*WHAT IS ASKED:*
Please give the data below again in full, exactly as it stands.

^^^^

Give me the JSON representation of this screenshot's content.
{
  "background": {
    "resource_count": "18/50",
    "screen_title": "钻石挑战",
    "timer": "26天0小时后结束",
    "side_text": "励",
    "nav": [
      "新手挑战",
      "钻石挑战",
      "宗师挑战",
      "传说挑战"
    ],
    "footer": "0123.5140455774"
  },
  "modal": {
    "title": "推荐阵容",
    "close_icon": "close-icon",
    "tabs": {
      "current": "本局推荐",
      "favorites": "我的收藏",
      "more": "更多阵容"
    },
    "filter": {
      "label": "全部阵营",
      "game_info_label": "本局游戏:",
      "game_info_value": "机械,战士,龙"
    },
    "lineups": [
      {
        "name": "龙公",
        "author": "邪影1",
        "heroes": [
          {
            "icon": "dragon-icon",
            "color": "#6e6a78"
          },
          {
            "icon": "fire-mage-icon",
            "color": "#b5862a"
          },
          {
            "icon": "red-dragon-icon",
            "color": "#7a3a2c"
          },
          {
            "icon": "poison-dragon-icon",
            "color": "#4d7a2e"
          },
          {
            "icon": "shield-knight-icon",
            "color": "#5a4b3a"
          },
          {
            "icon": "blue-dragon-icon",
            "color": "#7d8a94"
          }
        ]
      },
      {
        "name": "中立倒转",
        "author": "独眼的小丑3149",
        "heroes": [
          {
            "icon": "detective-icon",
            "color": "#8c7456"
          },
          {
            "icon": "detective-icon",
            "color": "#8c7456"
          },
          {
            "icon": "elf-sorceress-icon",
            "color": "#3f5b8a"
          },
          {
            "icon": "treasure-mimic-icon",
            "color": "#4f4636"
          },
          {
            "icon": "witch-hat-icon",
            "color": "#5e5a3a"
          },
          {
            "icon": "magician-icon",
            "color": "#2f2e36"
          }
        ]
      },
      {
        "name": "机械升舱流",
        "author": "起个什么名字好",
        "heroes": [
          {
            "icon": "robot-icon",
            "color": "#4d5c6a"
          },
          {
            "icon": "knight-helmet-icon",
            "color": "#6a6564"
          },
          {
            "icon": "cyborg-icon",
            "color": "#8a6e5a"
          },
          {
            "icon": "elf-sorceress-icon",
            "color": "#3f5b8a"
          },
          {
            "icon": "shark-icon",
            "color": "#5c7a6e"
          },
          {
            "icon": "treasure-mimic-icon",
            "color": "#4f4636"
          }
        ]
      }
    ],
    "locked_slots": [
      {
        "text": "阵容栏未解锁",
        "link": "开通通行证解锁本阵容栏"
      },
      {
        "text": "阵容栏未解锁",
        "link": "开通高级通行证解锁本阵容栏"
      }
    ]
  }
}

^^^^

*EXERCISE RESPONSE:*
Give me the JSON representation of this screenshot's content.
{
  "background": {
    "resource_count": "18/50",
    "screen_title": "钻石挑战",
    "timer": "26天0小时后结束",
    "side_text": "励",
    "nav": [
      "新手挑战",
      "钻石挑战",
      "宗师挑战",
      "传说挑战"
    ],
    "footer": "0123.5140455774"
  },
  "modal": {
    "title": "推荐阵容",
    "close_icon": "close-icon",
    "tabs": {
      "current": "本局推荐",
      "favorites": "我的收藏",
      "more": "更多阵容"
    },
    "filter": {
      "label": "全部阵营",
      "game_info_label": "本局游戏:",
      "game_info_value": "机械,战士,龙"
    },
    "lineups": [
      {
        "name": "龙公",
        "author": "邪影1",
        "heroes": [
          {
            "icon": "dragon-icon",
            "color": "#6e6a78"
          },
          {
            "icon": "fire-mage-icon",
            "color": "#b5862a"
          },
          {
            "icon": "red-dragon-icon",
            "color": "#7a3a2c"
          },
          {
            "icon": "poison-dragon-icon",
            "color": "#4d7a2e"
          },
          {
            "icon": "shield-knight-icon",
            "color": "#5a4b3a"
          },
          {
            "icon": "blue-dragon-icon",
            "color": "#7d8a94"
          }
        ]
      },
      {
        "name": "中立倒转",
        "author": "独眼的小丑3149",
        "heroes": [
          {
            "icon": "detective-icon",
            "color": "#8c7456"
          },
          {
            "icon": "detective-icon",
            "color": "#8c7456"
          },
          {
            "icon": "elf-sorceress-icon",
            "color": "#3f5b8a"
          },
          {
            "icon": "treasure-mimic-icon",
            "color": "#4f4636"
          },
          {
            "icon": "witch-hat-icon",
            "color": "#5e5a3a"
          },
          {
            "icon": "magician-icon",
            "color": "#2f2e36"
          }
        ]
      },
      {
        "name": "机械升舱流",
        "author": "起个什么名字好",
        "heroes": [
          {
            "icon": "robot-icon",
            "color": "#4d5c6a"
          },
          {
            "icon": "knight-helmet-icon",
            "color": "#6a6564"
          },
          {
            "icon": "cyborg-icon",
            "color": "#8a6e5a"
          },
          {
            "icon": "elf-sorceress-icon",
            "color": "#3f5b8a"
          },
          {
            "icon": "shark-icon",
            "color": "#5c7a6e"
          },
          {
            "icon": "treasure-mimic-icon",
            "color": "#4f4636"
          }
        ]
      }
    ],
    "locked_slots": [
      {
        "text": "阵容栏未解锁",
        "link": "开通通行证解锁本阵容栏"
      },
      {
        "text": "阵容栏未解锁",
        "link": "开通高级通行证解锁本阵容栏"
      }
    ]
  }
}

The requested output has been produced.